■ **Source material**

:::::

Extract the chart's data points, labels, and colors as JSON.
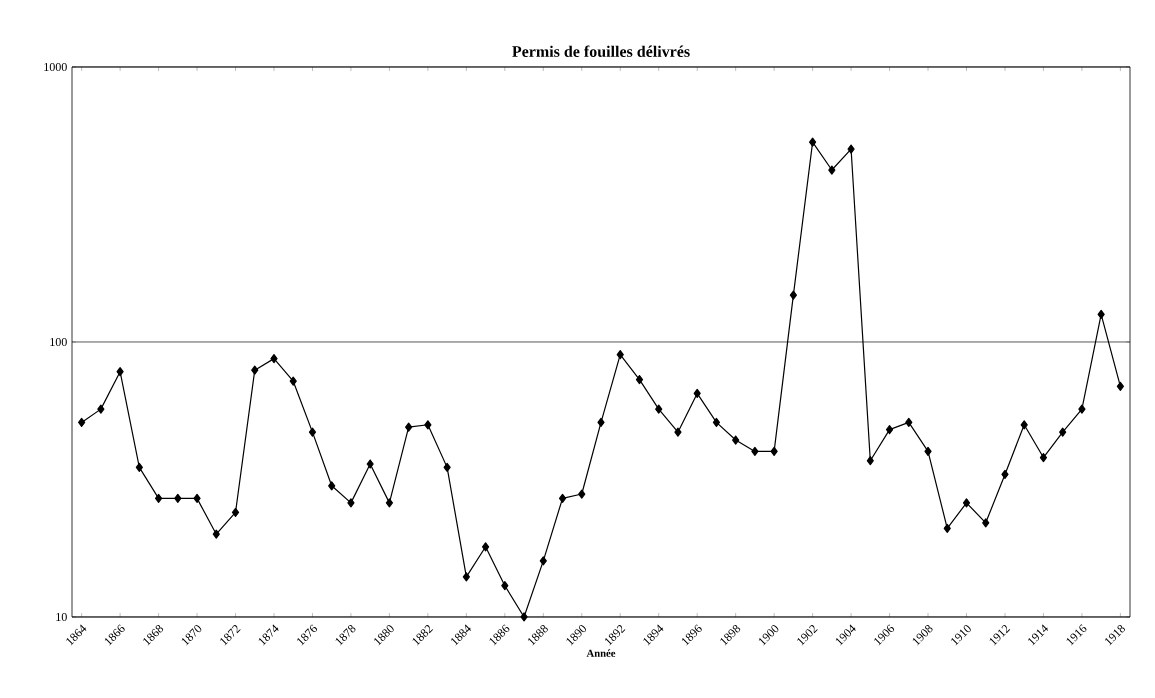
{
  "chart_data": {
    "type": "line",
    "title": "Permis de fouilles délivrés",
    "xlabel": "Année",
    "x": [
      1864,
      1865,
      1866,
      1867,
      1868,
      1869,
      1870,
      1871,
      1872,
      1873,
      1874,
      1875,
      1876,
      1877,
      1878,
      1879,
      1880,
      1881,
      1882,
      1883,
      1884,
      1885,
      1886,
      1887,
      1888,
      1889,
      1890,
      1891,
      1892,
      1893,
      1894,
      1895,
      1896,
      1897,
      1898,
      1899,
      1900,
      1901,
      1902,
      1903,
      1904,
      1905,
      1906,
      1907,
      1908,
      1909,
      1910,
      1911,
      1912,
      1913,
      1914,
      1915,
      1916,
      1917,
      1918
    ],
    "series": [
      {
        "color": "#000000",
        "values": [
          51,
          57,
          78,
          35,
          27,
          27,
          27,
          20,
          24,
          79,
          87,
          72,
          47,
          30,
          26,
          36,
          26,
          49,
          50,
          35,
          14,
          18,
          13,
          10,
          16,
          27,
          28,
          51,
          90,
          73,
          57,
          47,
          65,
          51,
          44,
          40,
          40,
          148,
          533,
          422,
          503,
          37,
          48,
          51,
          40,
          21,
          26,
          22,
          33,
          50,
          38,
          47,
          57,
          126,
          69
        ]
      }
    ],
    "xlim": [
      1863.5,
      1918.5
    ],
    "xticks": [
      1864,
      1866,
      1868,
      1870,
      1872,
      1874,
      1876,
      1878,
      1880,
      1882,
      1884,
      1886,
      1888,
      1890,
      1892,
      1894,
      1896,
      1898,
      1900,
      1902,
      1904,
      1906,
      1908,
      1910,
      1912,
      1914,
      1916,
      1918
    ],
    "ylim": [
      10,
      1000
    ],
    "yticks": [
      10,
      100,
      1000
    ],
    "log": "y",
    "grid": "y",
    "marker": "diamond",
    "line_style": "solid"
  }
}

:::::

■ **Aim of the task**
Every line is to be duplicated exactly, though pictures stay out.

■ **Exercise response**
Extract the chart's data points, labels, and colors as JSON.
{
  "chart_data": {
    "type": "line",
    "title": "Permis de fouilles délivrés",
    "xlabel": "Année",
    "x": [
      1864,
      1865,
      1866,
      1867,
      1868,
      1869,
      1870,
      1871,
      1872,
      1873,
      1874,
      1875,
      1876,
      1877,
      1878,
      1879,
      1880,
      1881,
      1882,
      1883,
      1884,
      1885,
      1886,
      1887,
      1888,
      1889,
      1890,
      1891,
      1892,
      1893,
      1894,
      1895,
      1896,
      1897,
      1898,
      1899,
      1900,
      1901,
      1902,
      1903,
      1904,
      1905,
      1906,
      1907,
      1908,
      1909,
      1910,
      1911,
      1912,
      1913,
      1914,
      1915,
      1916,
      1917,
      1918
    ],
    "series": [
      {
        "color": "#000000",
        "values": [
          51,
          57,
          78,
          35,
          27,
          27,
          27,
          20,
          24,
          79,
          87,
          72,
          47,
          30,
          26,
          36,
          26,
          49,
          50,
          35,
          14,
          18,
          13,
          10,
          16,
          27,
          28,
          51,
          90,
          73,
          57,
          47,
          65,
          51,
          44,
          40,
          40,
          148,
          533,
          422,
          503,
          37,
          48,
          51,
          40,
          21,
          26,
          22,
          33,
          50,
          38,
          47,
          57,
          126,
          69
        ]
      }
    ],
    "xlim": [
      1863.5,
      1918.5
    ],
    "xticks": [
      1864,
      1866,
      1868,
      1870,
      1872,
      1874,
      1876,
      1878,
      1880,
      1882,
      1884,
      1886,
      1888,
      1890,
      1892,
      1894,
      1896,
      1898,
      1900,
      1902,
      1904,
      1906,
      1908,
      1910,
      1912,
      1914,
      1916,
      1918
    ],
    "ylim": [
      10,
      1000
    ],
    "yticks": [
      10,
      100,
      1000
    ],
    "log": "y",
    "grid": "y",
    "marker": "diamond",
    "line_style": "solid"
  }
}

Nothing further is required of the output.